▶ _Extracted records_
★ ★ ★ ★ ★ ★ ★

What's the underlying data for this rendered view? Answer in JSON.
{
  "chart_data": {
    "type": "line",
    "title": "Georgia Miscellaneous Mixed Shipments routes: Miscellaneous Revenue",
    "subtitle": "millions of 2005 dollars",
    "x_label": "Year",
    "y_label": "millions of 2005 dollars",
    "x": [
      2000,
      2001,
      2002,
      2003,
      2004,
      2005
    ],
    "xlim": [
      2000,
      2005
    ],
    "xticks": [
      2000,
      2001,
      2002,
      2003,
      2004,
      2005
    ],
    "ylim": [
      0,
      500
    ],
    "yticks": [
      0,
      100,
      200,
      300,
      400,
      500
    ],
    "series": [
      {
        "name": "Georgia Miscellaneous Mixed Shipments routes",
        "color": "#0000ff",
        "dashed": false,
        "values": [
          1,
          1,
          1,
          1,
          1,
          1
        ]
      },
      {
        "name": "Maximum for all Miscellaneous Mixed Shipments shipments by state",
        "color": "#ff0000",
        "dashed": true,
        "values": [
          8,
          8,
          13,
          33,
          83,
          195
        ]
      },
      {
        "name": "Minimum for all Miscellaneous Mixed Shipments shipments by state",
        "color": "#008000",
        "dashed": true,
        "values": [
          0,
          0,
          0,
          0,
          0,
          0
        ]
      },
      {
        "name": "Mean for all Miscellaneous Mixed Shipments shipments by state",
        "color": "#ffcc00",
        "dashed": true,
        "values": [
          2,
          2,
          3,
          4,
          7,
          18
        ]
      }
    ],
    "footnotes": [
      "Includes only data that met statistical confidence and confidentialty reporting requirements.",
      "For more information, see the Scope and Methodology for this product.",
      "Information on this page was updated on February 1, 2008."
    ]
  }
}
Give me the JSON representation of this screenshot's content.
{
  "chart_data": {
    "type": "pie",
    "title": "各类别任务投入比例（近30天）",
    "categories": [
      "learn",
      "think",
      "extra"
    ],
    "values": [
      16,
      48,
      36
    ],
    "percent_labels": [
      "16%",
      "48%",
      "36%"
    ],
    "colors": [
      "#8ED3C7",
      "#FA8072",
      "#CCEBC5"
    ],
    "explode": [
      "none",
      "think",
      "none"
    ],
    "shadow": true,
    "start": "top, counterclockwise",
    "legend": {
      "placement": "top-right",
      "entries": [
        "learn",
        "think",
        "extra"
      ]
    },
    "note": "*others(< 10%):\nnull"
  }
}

★ ★ ★ ★ ★ ★ ★

Write every line of the material above again, exactly.

▶ _Solution to the exercise_
What's the underlying data for this rendered view? Answer in JSON.
{
  "chart_data": {
    "type": "line",
    "title": "Georgia Miscellaneous Mixed Shipments routes: Miscellaneous Revenue",
    "subtitle": "millions of 2005 dollars",
    "x_label": "Year",
    "y_label": "millions of 2005 dollars",
    "x": [
      2000,
      2001,
      2002,
      2003,
      2004,
      2005
    ],
    "xlim": [
      2000,
      2005
    ],
    "xticks": [
      2000,
      2001,
      2002,
      2003,
      2004,
      2005
    ],
    "ylim": [
      0,
      500
    ],
    "yticks": [
      0,
      100,
      200,
      300,
      400,
      500
    ],
    "series": [
      {
        "name": "Georgia Miscellaneous Mixed Shipments routes",
        "color": "#0000ff",
        "dashed": false,
        "values": [
          1,
          1,
          1,
          1,
          1,
          1
        ]
      },
      {
        "name": "Maximum for all Miscellaneous Mixed Shipments shipments by state",
        "color": "#ff0000",
        "dashed": true,
        "values": [
          8,
          8,
          13,
          33,
          83,
          195
        ]
      },
      {
        "name": "Minimum for all Miscellaneous Mixed Shipments shipments by state",
        "color": "#008000",
        "dashed": true,
        "values": [
          0,
          0,
          0,
          0,
          0,
          0
        ]
      },
      {
        "name": "Mean for all Miscellaneous Mixed Shipments shipments by state",
        "color": "#ffcc00",
        "dashed": true,
        "values": [
          2,
          2,
          3,
          4,
          7,
          18
        ]
      }
    ],
    "footnotes": [
      "Includes only data that met statistical confidence and confidentialty reporting requirements.",
      "For more information, see the Scope and Methodology for this product.",
      "Information on this page was updated on February 1, 2008."
    ]
  }
}
Give me the JSON representation of this screenshot's content.
{
  "chart_data": {
    "type": "pie",
    "title": "各类别任务投入比例（近30天）",
    "categories": [
      "learn",
      "think",
      "extra"
    ],
    "values": [
      16,
      48,
      36
    ],
    "percent_labels": [
      "16%",
      "48%",
      "36%"
    ],
    "colors": [
      "#8ED3C7",
      "#FA8072",
      "#CCEBC5"
    ],
    "explode": [
      "none",
      "think",
      "none"
    ],
    "shadow": true,
    "start": "top, counterclockwise",
    "legend": {
      "placement": "top-right",
      "entries": [
        "learn",
        "think",
        "extra"
      ]
    },
    "note": "*others(< 10%):\nnull"
  }
}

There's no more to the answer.